**Given task:**
Output every record word for word.

----- Data for this task

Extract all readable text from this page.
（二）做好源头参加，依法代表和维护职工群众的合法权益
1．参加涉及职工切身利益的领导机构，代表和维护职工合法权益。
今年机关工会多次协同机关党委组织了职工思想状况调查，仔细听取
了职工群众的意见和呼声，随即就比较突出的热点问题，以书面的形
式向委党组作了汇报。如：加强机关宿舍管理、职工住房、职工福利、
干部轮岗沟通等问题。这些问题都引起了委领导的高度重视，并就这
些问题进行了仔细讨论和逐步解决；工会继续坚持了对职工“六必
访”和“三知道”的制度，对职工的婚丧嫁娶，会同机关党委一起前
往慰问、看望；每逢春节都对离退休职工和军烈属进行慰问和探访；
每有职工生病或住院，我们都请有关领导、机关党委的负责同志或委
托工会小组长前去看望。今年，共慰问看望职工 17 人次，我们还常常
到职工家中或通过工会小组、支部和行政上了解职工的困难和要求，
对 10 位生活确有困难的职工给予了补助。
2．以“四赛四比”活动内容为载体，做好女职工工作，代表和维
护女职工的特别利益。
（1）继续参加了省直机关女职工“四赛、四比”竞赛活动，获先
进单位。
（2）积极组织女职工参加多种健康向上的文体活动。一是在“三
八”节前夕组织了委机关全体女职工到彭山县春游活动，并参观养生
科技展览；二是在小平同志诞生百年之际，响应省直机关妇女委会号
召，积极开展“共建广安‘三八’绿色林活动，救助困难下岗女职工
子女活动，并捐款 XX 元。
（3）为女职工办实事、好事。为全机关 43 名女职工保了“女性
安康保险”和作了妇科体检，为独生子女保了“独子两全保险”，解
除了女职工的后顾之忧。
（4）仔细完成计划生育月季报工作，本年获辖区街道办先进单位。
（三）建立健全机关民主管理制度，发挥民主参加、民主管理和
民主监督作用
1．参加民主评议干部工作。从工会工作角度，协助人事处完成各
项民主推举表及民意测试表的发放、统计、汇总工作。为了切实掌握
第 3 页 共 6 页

----------

**Response:**
Extract all readable text from this page.
（二）做好源头参加，依法代表和维护职工群众的合法权益
1．参加涉及职工切身利益的领导机构，代表和维护职工合法权益。
今年机关工会多次协同机关党委组织了职工思想状况调查，仔细听取
了职工群众的意见和呼声，随即就比较突出的热点问题，以书面的形
式向委党组作了汇报。如：加强机关宿舍管理、职工住房、职工福利、
干部轮岗沟通等问题。这些问题都引起了委领导的高度重视，并就这
些问题进行了仔细讨论和逐步解决；工会继续坚持了对职工“六必
访”和“三知道”的制度，对职工的婚丧嫁娶，会同机关党委一起前
往慰问、看望；每逢春节都对离退休职工和军烈属进行慰问和探访；
每有职工生病或住院，我们都请有关领导、机关党委的负责同志或委
托工会小组长前去看望。今年，共慰问看望职工 17 人次，我们还常常
到职工家中或通过工会小组、支部和行政上了解职工的困难和要求，
对 10 位生活确有困难的职工给予了补助。
2．以“四赛四比”活动内容为载体，做好女职工工作，代表和维
护女职工的特别利益。
（1）继续参加了省直机关女职工“四赛、四比”竞赛活动，获先
进单位。
（2）积极组织女职工参加多种健康向上的文体活动。一是在“三
八”节前夕组织了委机关全体女职工到彭山县春游活动，并参观养生
科技展览；二是在小平同志诞生百年之际，响应省直机关妇女委会号
召，积极开展“共建广安‘三八’绿色林活动，救助困难下岗女职工
子女活动，并捐款 XX 元。
（3）为女职工办实事、好事。为全机关 43 名女职工保了“女性
安康保险”和作了妇科体检，为独生子女保了“独子两全保险”，解
除了女职工的后顾之忧。
（4）仔细完成计划生育月季报工作，本年获辖区街道办先进单位。
（三）建立健全机关民主管理制度，发挥民主参加、民主管理和
民主监督作用
1．参加民主评议干部工作。从工会工作角度，协助人事处完成各
项民主推举表及民意测试表的发放、统计、汇总工作。为了切实掌握
第 3 页 共 6 页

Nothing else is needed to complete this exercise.